BRANO FORNITO

______

La campagna permanente

Trasformazioni che, secondo il testo dell’iniziativa appena depositata, portano la politica a vivere in una condizione di campagna elettorale permanente. E questo, a scapito della progettualità e della ricerca del compromesso. A contribuire a quella che viene definita la «personalizzazione» della politica è «la progressiva frammentazione della rappresentanza», spinta anche dalle nuove dinamiche comunicative e dai social media. «Anche all’interno delle stesse forze politiche si assiste ad una crescente competizione individuale che tende a privilegiare la comunicazione rapida rispetto ai tempi più lunghi dell’elaborazione politica e della ricerca di compromessi», osserva Ortelli. Ecco perché, in un contesto profondamente mutato rispetto al passato, quattro anni non bastano più. Il liberale radicale, in seguito, dettaglia l’andamento della legislatura «classica». «Il primo periodo è generalmente assorbito dall’insediamento delle nuove autorità, dalla definizione degli equilibri politici e dall’impostazione dei principali dossier. Successivamente si apre una fase di piena operatività che tuttavia, già a partire dalla seconda metà della legislatura, viene progressivamente condizionata dalla preparazione del confronto elettorale successivo. Nel corso dell’ultimo anno, la dinamica pre-elettorale tende inevitabilmente a prevalere sull’assunzione di decisioni strutturali o politicamente impegnative». La conseguenza di questo modo di procedere è un sistema politico che non è più in grado di far fronte alle sfide sempre più complesse, o di procedere a riforme strutturali. «Una legislatura eccessivamente breve rischia invece di favorire decisioni di corto respiro, di accentuare le dinamiche tattiche e di indebolire la capacità programmatoria delle istituzioni».

______

ATTIVITÀ
1) Secondo il brano sulla campagna permanente, che cosa rischia di fare una legislatura eccessivamente breve? Elenca tutti gli effetti indicati.
2) Nel brano sulla campagna permanente, quanti anni di legislatura non bastano più?
3) Prosegui il brano sulla campagna permanente dopo la sua ultima frase.

ESTRATTO DATI

______

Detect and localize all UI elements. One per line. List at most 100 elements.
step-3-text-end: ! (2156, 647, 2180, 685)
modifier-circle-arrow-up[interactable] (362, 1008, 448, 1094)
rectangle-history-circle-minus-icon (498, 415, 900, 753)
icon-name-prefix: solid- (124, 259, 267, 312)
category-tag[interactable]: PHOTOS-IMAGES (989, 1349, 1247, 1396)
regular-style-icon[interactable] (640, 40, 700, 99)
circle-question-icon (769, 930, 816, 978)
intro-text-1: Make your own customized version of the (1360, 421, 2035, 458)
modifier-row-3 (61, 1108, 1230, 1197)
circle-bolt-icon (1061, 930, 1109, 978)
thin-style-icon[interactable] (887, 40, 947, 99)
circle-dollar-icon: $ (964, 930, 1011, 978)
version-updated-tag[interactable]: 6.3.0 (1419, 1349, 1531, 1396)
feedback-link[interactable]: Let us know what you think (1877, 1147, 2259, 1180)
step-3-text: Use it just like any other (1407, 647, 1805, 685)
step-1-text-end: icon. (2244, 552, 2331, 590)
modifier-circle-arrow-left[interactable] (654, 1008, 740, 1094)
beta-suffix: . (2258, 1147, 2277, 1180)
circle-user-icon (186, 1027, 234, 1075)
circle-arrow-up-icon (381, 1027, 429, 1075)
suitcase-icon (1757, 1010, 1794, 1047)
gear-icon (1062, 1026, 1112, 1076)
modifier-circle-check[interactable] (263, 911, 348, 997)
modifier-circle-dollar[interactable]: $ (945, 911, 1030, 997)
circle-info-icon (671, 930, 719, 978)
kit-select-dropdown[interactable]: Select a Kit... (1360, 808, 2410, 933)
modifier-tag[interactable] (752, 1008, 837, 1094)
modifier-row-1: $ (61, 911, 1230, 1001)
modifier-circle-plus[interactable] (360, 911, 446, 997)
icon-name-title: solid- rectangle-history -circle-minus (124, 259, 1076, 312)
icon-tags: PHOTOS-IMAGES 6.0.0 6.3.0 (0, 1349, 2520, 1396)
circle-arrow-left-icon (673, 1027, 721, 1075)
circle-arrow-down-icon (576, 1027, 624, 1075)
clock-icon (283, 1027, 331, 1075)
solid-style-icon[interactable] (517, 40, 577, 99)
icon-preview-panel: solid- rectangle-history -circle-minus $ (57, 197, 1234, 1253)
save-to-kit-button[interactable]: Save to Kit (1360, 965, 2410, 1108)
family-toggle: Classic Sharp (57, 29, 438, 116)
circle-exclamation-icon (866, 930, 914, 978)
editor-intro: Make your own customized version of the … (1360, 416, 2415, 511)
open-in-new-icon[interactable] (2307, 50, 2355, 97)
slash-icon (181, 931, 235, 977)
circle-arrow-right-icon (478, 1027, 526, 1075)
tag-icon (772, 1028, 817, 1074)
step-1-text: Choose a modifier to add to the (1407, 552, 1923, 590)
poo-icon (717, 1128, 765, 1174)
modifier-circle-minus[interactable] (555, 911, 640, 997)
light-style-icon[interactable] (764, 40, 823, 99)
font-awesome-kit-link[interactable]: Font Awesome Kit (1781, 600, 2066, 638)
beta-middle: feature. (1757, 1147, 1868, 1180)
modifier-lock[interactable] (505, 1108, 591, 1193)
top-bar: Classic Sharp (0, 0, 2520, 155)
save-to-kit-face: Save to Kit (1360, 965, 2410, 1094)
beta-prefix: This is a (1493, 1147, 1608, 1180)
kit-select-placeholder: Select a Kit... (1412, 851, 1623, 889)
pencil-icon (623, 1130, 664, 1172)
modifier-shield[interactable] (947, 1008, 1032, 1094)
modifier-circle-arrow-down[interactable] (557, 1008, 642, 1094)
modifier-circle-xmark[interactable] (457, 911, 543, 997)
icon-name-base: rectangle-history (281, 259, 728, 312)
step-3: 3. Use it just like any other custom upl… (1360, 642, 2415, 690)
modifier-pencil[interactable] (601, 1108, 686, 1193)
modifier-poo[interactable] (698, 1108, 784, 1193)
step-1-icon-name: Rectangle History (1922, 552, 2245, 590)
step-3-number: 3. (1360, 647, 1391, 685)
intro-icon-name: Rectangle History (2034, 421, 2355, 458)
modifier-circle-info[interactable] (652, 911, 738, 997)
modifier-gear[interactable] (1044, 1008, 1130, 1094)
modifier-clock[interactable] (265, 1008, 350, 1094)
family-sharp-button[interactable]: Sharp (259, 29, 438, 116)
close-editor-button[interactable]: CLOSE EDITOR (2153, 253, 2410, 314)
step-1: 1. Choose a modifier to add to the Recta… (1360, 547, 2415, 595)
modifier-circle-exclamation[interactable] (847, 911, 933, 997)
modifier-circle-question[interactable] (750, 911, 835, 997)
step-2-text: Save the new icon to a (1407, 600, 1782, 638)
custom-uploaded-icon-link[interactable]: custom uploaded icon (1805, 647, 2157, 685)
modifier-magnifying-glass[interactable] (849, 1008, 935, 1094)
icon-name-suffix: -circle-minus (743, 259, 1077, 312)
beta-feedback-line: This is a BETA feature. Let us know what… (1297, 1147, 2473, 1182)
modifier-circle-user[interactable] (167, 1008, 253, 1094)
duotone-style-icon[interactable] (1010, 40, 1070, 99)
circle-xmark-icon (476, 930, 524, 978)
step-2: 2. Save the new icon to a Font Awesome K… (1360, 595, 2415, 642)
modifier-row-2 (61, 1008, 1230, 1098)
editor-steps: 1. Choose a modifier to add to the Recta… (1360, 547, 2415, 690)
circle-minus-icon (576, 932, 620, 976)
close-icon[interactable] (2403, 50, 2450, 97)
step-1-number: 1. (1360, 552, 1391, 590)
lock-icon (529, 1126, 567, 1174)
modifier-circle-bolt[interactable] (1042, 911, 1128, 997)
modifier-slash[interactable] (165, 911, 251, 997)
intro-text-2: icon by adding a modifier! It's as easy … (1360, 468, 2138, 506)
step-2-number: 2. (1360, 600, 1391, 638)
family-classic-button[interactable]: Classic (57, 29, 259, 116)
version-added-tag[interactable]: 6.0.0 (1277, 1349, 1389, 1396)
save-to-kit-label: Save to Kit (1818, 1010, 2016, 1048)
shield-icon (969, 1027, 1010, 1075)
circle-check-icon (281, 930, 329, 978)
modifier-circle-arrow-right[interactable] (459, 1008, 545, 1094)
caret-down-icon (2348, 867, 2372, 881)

______

ELENCO RISPOSTE
1)
- Favorire decisioni di corto respiro
- Accentuare le dinamiche tattiche
- Indebolire la capacità programmatoria delle istituzioni

2) Quattro anni.

3)
Enti locali sotto pressione

Un giudizio che, come visto, secondo Ortelli deve valere anche per il livello comunale. «Negli ultimi anni gli Enti locali sono stati confrontati con un sensibile aumento della complessità amministrativa, normativa e gestionale», sottolinea l’iniziativa. «I Municipi e i Consigli comunali sono chiamati a confrontarsi con sfide sempre più articolate in ambiti quali la pianificazione territoriale, le aggregazioni, la gestione finanziaria, le infrastrutture, l’energia, la digitalizzazione, la politica sociale e la collaborazione intercomunale». Una legislatura di cinque anni permetterebbe quindi anche ai Comuni di godere di una maggiore stabilità amministrativa, anche considerando l’aspetto – centrale per il sistema svizzero – della politica di milizia.

Non si riduce la democrazia

In definitiva, prosegue l’iniziativa, l’estensione della legislatura a cinque anni «non mira in alcun modo a ridurre il controllo democratico sulle autorità cantonali e comunali». Nel sistema svizzero, caratterizzato dagli strumenti della democrazia diretta, «il controllo popolare permane infatti costante durante tutta la durata del mandato attraverso referendum, iniziative popolari e il continuo confronto politico pubblico. La cittadinanza conserva dunque pienamente la possibilità di incidere sull’attività legislativa e sull’indirizzo politico anche al di fuori delle scadenze elettorali». «Questa proposta», aggiunge Ortelli, «intende rafforzare la qualità dell’azione istituzionale, garantendo alle autorità un orizzonte temporale più coerente con la complessità della politica contemporanea».

Il precedente

L’idea di prolungare da quattro a cinque anni la legislatura - un arco temporale che tra l’altro è già in vigore per le cariche nei Cantoni di Ginevra e Vaud - non è una prima assoluta in Ticino.

Una proposta simile, anche per le motivazioni, era andata in votazione popolare nel 2009. Nonostante il parere favorevole del Gran Consiglio, che appoggiò il progetto, il popolo ticinese espresse un chiaro no. Il voto fu praticamente senza storia. L’estensione delle legislature venne respinta in quasi tutti i 169 Comuni (poco più del 30% dei votanti si disse favorevole alla proposta).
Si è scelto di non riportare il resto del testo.